**Source records**:

----------------

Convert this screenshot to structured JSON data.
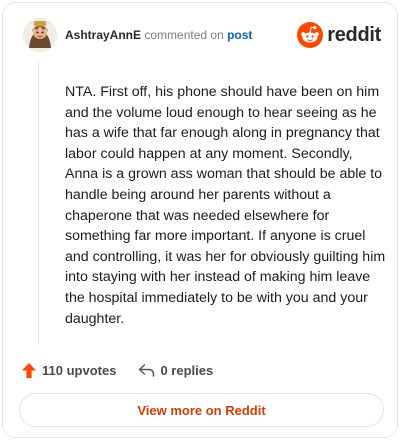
{
  "header": {
    "username": "AshtrayAnnE",
    "verb": "commented on",
    "link_text": "post",
    "brand": "reddit"
  },
  "comment": {
    "text": "NTA. First off, his phone should have been on him and the volume loud enough to hear seeing as he has a wife that far enough along in pregnancy that labor could happen at any moment. Secondly, Anna is a grown ass woman that should be able to handle being around her parents without a chaperone that was needed elsewhere for something far more important. If anyone is cruel and controlling, it was her for obviously guilting him into staying with her instead of making him leave the hospital immediately to be with you and your daughter."
  },
  "actions": {
    "upvotes": "110 upvotes",
    "replies": "0 replies"
  },
  "view_more_label": "View more on Reddit",
  "colors": {
    "brand": "#ff4500",
    "link": "#0a5fb4",
    "cta": "#d93a00"
  },
  "icons": [
    "avatar",
    "reddit-logo-icon",
    "upvote-arrow-icon",
    "reply-arrow-icon"
  ]
}
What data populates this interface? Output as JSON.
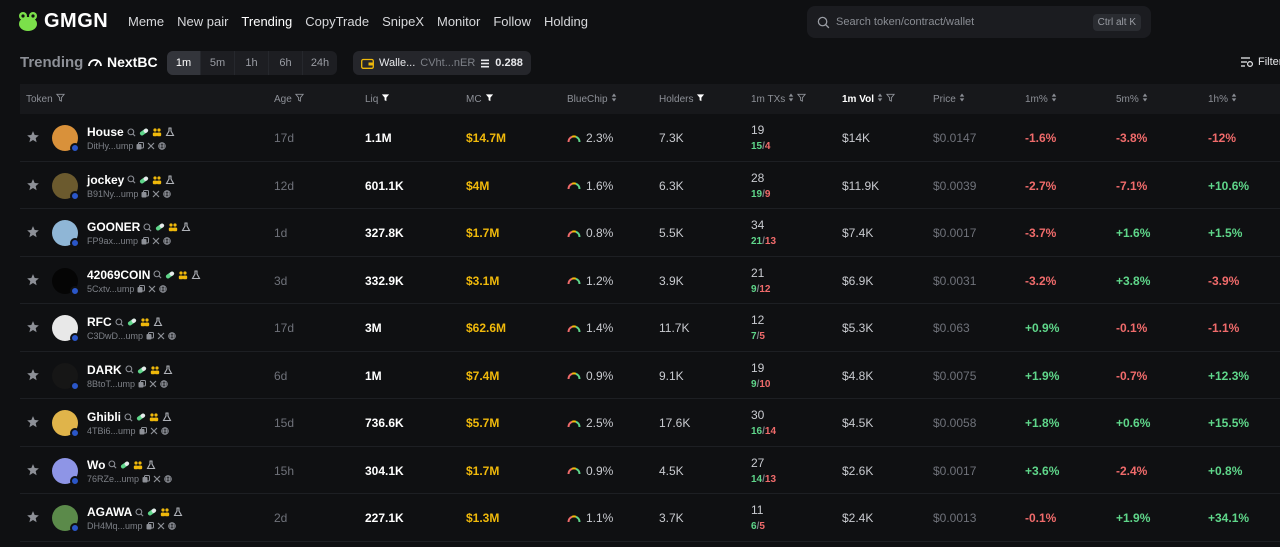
{
  "brand": {
    "name": "GMGN"
  },
  "nav": [
    "Meme",
    "New pair",
    "Trending",
    "CopyTrade",
    "SnipeX",
    "Monitor",
    "Follow",
    "Holding"
  ],
  "nav_active": "Trending",
  "search": {
    "placeholder": "Search token/contract/wallet",
    "shortcut": "Ctrl alt K"
  },
  "subbar": {
    "title": "Trending",
    "chain_label": "NextBC",
    "timeframes": [
      "1m",
      "5m",
      "1h",
      "6h",
      "24h"
    ],
    "active_timeframe": "1m",
    "wallet": {
      "name": "Walle...",
      "address": "CVht...nER",
      "balance": "0.288"
    },
    "filter_label": "Filter"
  },
  "columns": {
    "token": "Token",
    "age": "Age",
    "liq": "Liq",
    "mc": "MC",
    "bluechip": "BlueChip",
    "holders": "Holders",
    "txs": "1m TXs",
    "vol": "1m Vol",
    "price": "Price",
    "c1m": "1m%",
    "c5m": "5m%",
    "c1h": "1h%"
  },
  "colors": {
    "accent_yellow": "#f0b90b",
    "positive": "#5fd68a",
    "negative": "#f06b6b",
    "background": "#0f1012"
  },
  "rows": [
    {
      "name": "House",
      "addr": "DitHy...ump",
      "age": "17d",
      "liq": "1.1M",
      "mc": "$14.7M",
      "bluechip": "2.3%",
      "holders": "7.3K",
      "txs": "19",
      "buys": "15",
      "sells": "4",
      "vol": "$14K",
      "price": "$0.0147",
      "c1m": "-1.6%",
      "c5m": "-3.8%",
      "c1h": "-12%",
      "avatar_color": "#d9913a"
    },
    {
      "name": "jockey",
      "addr": "B91Ny...ump",
      "age": "12d",
      "liq": "601.1K",
      "mc": "$4M",
      "bluechip": "1.6%",
      "holders": "6.3K",
      "txs": "28",
      "buys": "19",
      "sells": "9",
      "vol": "$11.9K",
      "price": "$0.0039",
      "c1m": "-2.7%",
      "c5m": "-7.1%",
      "c1h": "+10.6%",
      "avatar_color": "#6b5a2e"
    },
    {
      "name": "GOONER",
      "addr": "FP9ax...ump",
      "age": "1d",
      "liq": "327.8K",
      "mc": "$1.7M",
      "bluechip": "0.8%",
      "holders": "5.5K",
      "txs": "34",
      "buys": "21",
      "sells": "13",
      "vol": "$7.4K",
      "price": "$0.0017",
      "c1m": "-3.7%",
      "c5m": "+1.6%",
      "c1h": "+1.5%",
      "avatar_color": "#8fb6d6"
    },
    {
      "name": "42069COIN",
      "addr": "5Cxtv...ump",
      "age": "3d",
      "liq": "332.9K",
      "mc": "$3.1M",
      "bluechip": "1.2%",
      "holders": "3.9K",
      "txs": "21",
      "buys": "9",
      "sells": "12",
      "vol": "$6.9K",
      "price": "$0.0031",
      "c1m": "-3.2%",
      "c5m": "+3.8%",
      "c1h": "-3.9%",
      "avatar_color": "#050505"
    },
    {
      "name": "RFC",
      "addr": "C3DwD...ump",
      "age": "17d",
      "liq": "3M",
      "mc": "$62.6M",
      "bluechip": "1.4%",
      "holders": "11.7K",
      "txs": "12",
      "buys": "7",
      "sells": "5",
      "vol": "$5.3K",
      "price": "$0.063",
      "c1m": "+0.9%",
      "c5m": "-0.1%",
      "c1h": "-1.1%",
      "avatar_color": "#e8e8e8"
    },
    {
      "name": "DARK",
      "addr": "8BtoT...ump",
      "age": "6d",
      "liq": "1M",
      "mc": "$7.4M",
      "bluechip": "0.9%",
      "holders": "9.1K",
      "txs": "19",
      "buys": "9",
      "sells": "10",
      "vol": "$4.8K",
      "price": "$0.0075",
      "c1m": "+1.9%",
      "c5m": "-0.7%",
      "c1h": "+12.3%",
      "avatar_color": "#161616"
    },
    {
      "name": "Ghibli",
      "addr": "4TBi6...ump",
      "age": "15d",
      "liq": "736.6K",
      "mc": "$5.7M",
      "bluechip": "2.5%",
      "holders": "17.6K",
      "txs": "30",
      "buys": "16",
      "sells": "14",
      "vol": "$4.5K",
      "price": "$0.0058",
      "c1m": "+1.8%",
      "c5m": "+0.6%",
      "c1h": "+15.5%",
      "avatar_color": "#e0b44a"
    },
    {
      "name": "Wo",
      "addr": "76RZe...ump",
      "age": "15h",
      "liq": "304.1K",
      "mc": "$1.7M",
      "bluechip": "0.9%",
      "holders": "4.5K",
      "txs": "27",
      "buys": "14",
      "sells": "13",
      "vol": "$2.6K",
      "price": "$0.0017",
      "c1m": "+3.6%",
      "c5m": "-2.4%",
      "c1h": "+0.8%",
      "avatar_color": "#8e95e6"
    },
    {
      "name": "AGAWA",
      "addr": "DH4Mq...ump",
      "age": "2d",
      "liq": "227.1K",
      "mc": "$1.3M",
      "bluechip": "1.1%",
      "holders": "3.7K",
      "txs": "11",
      "buys": "6",
      "sells": "5",
      "vol": "$2.4K",
      "price": "$0.0013",
      "c1m": "-0.1%",
      "c5m": "+1.9%",
      "c1h": "+34.1%",
      "avatar_color": "#5b8a4a"
    }
  ]
}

----------------

**Set task**: Look through the entries above; copy each line where the string "data" appears.

**Output below**:
Convert this screenshot to structured JSON data.
What data populates this interface? Output as JSON.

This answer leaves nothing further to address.